↓
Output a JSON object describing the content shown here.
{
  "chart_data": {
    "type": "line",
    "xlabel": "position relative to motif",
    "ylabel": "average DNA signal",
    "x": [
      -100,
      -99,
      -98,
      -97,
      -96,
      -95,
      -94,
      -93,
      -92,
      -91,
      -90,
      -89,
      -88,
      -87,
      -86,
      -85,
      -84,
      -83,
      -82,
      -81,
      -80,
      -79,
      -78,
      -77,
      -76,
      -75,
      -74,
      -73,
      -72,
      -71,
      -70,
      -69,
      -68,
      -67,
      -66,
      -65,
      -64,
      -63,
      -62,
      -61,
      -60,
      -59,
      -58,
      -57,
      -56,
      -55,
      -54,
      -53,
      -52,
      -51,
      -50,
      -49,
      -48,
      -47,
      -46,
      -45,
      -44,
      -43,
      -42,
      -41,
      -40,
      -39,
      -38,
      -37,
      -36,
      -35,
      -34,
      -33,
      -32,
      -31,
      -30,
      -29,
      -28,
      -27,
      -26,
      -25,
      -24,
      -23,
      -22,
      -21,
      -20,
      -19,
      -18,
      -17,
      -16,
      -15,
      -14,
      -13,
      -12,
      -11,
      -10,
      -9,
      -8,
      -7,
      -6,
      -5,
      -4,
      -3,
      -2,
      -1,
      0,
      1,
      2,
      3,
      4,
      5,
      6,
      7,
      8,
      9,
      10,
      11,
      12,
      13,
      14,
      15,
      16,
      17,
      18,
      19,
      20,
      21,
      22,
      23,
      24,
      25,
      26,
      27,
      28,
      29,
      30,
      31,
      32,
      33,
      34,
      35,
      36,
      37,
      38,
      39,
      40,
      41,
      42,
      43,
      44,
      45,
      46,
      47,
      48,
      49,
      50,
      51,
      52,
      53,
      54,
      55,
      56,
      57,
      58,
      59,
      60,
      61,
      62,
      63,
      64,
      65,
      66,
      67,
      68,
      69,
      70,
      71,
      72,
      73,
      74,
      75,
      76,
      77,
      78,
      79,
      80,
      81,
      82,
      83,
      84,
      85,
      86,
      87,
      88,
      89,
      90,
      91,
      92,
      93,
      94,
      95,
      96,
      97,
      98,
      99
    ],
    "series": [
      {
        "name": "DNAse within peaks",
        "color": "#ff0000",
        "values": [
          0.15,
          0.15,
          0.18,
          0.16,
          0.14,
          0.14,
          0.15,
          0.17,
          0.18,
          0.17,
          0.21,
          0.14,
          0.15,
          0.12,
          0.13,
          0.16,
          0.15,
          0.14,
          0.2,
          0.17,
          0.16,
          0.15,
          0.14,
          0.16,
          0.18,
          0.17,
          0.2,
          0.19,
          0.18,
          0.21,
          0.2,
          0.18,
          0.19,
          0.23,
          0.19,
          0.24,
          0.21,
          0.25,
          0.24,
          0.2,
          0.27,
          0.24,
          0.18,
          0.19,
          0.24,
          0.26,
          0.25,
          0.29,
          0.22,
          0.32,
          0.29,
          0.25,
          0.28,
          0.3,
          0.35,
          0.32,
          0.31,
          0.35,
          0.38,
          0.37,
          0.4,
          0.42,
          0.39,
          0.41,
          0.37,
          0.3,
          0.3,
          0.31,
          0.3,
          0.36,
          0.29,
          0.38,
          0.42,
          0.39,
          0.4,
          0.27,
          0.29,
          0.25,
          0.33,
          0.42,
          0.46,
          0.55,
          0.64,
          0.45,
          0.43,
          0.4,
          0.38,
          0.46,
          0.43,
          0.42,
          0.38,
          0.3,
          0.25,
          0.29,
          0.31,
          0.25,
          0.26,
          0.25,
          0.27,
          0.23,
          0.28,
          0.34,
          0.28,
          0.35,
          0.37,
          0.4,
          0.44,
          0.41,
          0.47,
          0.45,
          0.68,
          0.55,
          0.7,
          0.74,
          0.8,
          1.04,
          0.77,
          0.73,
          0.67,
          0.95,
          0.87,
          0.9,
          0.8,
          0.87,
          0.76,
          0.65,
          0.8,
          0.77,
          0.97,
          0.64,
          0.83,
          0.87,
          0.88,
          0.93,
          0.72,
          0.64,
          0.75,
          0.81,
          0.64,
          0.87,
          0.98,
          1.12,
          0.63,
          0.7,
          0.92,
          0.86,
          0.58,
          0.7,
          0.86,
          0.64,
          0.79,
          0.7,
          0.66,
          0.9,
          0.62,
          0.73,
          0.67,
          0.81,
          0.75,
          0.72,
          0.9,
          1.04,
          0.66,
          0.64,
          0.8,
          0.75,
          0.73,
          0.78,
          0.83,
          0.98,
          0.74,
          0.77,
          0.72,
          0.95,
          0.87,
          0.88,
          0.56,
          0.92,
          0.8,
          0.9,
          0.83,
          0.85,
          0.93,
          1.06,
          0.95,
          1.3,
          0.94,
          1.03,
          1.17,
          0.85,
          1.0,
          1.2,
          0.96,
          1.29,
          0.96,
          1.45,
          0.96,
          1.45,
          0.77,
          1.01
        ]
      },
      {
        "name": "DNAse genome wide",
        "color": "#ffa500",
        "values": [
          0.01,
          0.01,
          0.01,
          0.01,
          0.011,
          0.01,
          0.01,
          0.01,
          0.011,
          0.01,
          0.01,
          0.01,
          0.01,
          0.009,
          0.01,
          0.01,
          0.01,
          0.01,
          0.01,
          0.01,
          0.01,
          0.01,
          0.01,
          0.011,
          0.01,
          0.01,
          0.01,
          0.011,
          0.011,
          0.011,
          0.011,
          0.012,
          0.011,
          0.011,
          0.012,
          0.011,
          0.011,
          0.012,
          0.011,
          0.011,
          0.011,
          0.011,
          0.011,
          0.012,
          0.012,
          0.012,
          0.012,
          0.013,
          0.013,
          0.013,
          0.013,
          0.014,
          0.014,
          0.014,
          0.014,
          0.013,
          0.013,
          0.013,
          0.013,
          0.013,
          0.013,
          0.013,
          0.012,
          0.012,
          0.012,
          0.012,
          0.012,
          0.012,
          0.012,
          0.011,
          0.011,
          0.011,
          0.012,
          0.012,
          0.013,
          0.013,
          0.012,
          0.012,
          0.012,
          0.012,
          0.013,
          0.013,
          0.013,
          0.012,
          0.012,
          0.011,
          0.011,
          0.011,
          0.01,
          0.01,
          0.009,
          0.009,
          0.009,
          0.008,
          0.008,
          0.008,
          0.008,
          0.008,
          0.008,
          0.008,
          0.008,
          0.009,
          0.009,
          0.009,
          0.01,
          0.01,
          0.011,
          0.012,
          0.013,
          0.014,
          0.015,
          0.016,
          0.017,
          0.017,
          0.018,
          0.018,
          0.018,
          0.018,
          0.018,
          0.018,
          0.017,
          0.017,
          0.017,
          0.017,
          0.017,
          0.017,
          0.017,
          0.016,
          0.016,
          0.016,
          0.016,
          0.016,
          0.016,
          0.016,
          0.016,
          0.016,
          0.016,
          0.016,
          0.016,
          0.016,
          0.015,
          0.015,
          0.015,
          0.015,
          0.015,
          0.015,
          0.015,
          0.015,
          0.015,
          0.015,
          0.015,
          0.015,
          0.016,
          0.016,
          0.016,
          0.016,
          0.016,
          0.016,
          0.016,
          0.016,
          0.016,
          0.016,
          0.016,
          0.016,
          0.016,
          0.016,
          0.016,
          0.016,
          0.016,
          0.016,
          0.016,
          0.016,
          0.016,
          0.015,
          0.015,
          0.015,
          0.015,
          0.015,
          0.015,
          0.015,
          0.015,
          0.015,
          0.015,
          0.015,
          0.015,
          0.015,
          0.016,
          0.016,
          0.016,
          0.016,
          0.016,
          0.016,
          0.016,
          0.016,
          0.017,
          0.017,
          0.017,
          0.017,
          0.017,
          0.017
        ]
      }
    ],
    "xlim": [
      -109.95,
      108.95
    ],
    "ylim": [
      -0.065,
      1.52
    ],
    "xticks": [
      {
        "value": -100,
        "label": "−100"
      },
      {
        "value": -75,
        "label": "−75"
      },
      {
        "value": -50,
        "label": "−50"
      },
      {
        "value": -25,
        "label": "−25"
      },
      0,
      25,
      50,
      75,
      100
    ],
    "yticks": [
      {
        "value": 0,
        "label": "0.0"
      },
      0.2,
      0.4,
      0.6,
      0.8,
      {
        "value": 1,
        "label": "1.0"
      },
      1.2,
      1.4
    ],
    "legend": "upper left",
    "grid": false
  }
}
↑
Instructions for the task:
Could you count how many lines of the listing above contain the word "name" and give only that number?

Written solution:
2